Stated goal — Tally the lines that hold the word "privacy" and reply with that figure only.
===== Records for this task
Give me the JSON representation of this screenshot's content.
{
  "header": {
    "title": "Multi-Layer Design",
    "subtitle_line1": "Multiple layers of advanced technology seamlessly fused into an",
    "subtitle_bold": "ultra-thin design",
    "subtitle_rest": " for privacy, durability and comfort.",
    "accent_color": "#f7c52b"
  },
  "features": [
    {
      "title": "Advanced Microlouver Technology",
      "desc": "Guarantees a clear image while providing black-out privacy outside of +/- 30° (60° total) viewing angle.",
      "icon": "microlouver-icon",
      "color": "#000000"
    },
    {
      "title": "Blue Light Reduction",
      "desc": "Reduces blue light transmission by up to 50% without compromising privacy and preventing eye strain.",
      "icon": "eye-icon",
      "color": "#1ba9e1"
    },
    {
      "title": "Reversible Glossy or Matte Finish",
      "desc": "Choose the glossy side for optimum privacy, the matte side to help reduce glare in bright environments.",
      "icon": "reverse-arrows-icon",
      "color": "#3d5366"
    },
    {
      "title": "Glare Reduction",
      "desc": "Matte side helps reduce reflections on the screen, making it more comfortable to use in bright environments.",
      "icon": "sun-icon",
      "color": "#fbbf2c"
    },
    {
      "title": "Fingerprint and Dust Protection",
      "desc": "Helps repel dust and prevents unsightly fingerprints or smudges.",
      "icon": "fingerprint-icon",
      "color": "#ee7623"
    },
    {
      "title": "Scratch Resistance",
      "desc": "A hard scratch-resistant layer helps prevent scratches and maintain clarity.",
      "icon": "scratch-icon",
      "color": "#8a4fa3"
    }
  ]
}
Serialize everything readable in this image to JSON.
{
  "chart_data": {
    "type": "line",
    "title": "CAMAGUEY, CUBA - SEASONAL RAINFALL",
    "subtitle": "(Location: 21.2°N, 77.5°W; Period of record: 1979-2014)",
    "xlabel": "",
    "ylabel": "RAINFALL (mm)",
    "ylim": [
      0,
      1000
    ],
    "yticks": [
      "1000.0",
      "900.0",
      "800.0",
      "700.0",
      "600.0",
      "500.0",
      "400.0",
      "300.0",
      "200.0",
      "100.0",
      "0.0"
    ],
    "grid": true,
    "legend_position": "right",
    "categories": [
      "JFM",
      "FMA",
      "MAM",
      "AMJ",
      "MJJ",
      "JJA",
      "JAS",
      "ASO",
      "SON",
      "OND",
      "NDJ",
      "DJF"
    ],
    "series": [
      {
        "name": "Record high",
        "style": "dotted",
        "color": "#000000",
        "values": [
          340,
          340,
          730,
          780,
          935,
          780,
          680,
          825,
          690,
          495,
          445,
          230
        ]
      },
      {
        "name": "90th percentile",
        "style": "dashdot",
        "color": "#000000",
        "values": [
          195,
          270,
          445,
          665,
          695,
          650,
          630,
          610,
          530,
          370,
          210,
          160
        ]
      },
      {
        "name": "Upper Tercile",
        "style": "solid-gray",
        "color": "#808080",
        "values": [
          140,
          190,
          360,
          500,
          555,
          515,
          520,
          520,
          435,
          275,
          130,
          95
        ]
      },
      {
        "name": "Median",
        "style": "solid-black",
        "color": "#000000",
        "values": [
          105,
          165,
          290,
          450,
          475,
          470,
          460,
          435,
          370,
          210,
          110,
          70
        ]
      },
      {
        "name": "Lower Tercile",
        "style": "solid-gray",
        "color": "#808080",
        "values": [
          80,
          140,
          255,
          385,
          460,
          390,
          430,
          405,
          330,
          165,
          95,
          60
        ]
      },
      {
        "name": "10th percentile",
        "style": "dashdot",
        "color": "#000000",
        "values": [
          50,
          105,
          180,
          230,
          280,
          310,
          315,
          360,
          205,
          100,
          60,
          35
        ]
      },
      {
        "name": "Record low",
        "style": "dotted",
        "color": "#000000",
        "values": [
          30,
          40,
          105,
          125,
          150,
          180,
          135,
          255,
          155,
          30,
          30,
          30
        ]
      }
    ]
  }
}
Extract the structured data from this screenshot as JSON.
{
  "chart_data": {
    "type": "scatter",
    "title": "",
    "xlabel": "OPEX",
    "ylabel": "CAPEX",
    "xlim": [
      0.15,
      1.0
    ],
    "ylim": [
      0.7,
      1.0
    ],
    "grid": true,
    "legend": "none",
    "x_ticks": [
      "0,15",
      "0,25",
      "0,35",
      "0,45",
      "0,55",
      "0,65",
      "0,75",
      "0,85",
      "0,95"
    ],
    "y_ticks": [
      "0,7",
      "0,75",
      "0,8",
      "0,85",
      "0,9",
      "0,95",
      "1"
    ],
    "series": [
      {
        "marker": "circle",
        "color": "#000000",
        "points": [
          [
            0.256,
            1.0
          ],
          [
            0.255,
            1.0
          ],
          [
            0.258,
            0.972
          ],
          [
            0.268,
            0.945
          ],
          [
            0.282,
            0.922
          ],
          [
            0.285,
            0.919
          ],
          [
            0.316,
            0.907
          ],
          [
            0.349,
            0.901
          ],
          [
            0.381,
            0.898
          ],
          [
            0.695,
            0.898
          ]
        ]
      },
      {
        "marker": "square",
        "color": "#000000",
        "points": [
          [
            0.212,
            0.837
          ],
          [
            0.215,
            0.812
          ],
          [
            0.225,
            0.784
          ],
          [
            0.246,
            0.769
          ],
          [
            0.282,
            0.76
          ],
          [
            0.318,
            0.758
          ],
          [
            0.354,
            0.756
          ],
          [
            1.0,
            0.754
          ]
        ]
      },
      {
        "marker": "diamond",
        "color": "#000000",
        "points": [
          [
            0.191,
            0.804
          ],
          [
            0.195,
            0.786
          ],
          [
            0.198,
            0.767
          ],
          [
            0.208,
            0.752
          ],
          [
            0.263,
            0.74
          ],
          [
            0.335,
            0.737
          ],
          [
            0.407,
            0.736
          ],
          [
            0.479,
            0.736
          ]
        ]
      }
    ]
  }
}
==========
Complete output — 4